> _To be done_
Copy every line in which the string "during" occurs.

(Saved data entries)
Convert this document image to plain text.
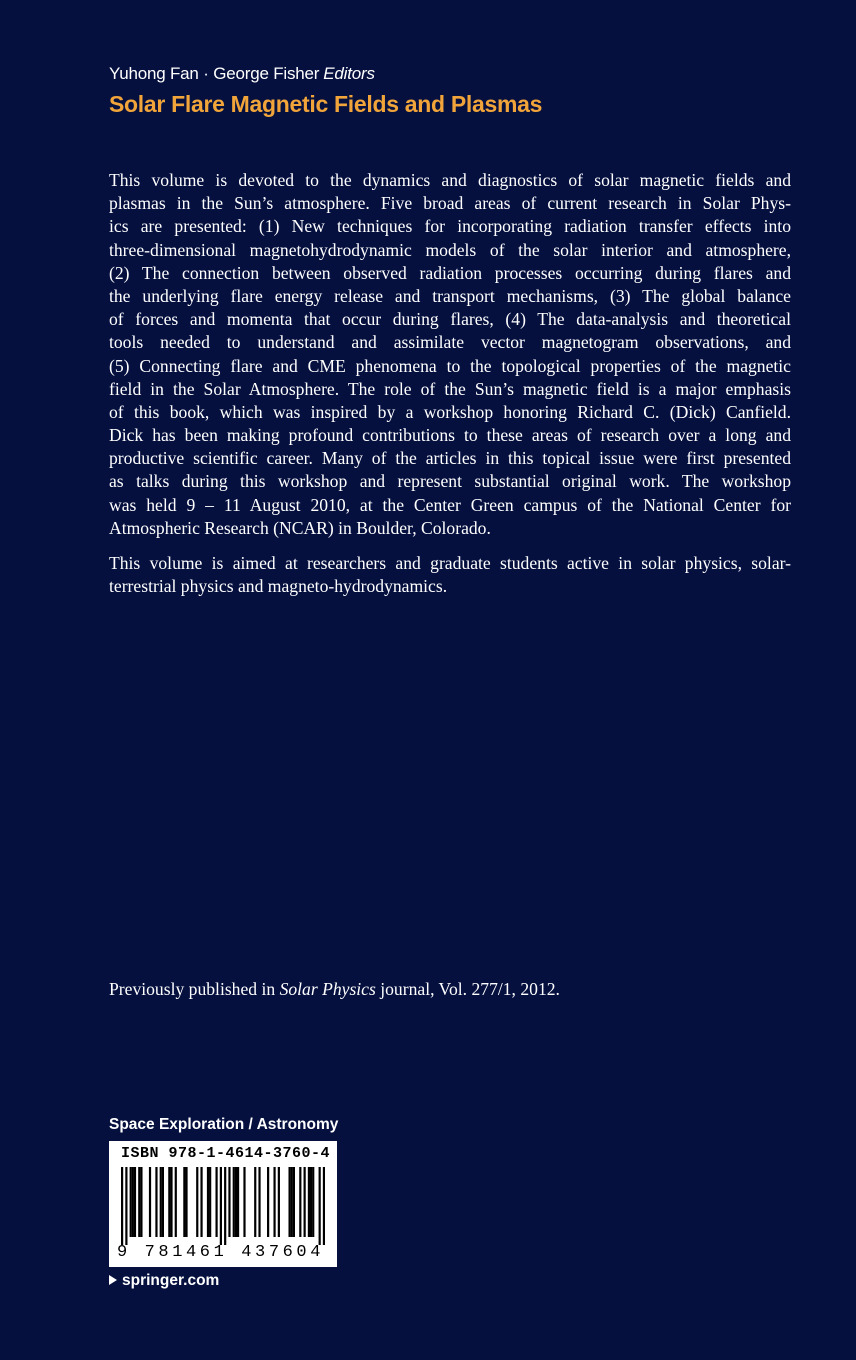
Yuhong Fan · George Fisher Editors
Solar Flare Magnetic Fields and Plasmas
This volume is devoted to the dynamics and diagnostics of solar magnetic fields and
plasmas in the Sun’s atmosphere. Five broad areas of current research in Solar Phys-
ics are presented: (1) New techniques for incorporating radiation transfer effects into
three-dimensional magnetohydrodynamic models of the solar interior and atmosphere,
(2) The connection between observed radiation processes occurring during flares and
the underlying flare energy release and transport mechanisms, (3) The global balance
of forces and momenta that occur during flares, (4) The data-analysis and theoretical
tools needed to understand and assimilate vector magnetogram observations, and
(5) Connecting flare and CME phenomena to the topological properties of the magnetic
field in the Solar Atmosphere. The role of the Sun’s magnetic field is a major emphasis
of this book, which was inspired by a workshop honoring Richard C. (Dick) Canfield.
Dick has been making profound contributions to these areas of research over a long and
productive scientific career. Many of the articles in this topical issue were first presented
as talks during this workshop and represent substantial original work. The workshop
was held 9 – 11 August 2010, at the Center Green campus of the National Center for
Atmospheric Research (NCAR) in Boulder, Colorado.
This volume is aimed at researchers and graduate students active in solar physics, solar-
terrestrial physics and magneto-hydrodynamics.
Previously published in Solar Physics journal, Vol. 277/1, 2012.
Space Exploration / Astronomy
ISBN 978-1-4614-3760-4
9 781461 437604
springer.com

> _Reply to the task_
(2) The connection between observed radiation processes occurring during flares and
of forces and momenta that occur during flares, (4) The data-analysis and theoretical
as talks during this workshop and represent substantial original work. The workshop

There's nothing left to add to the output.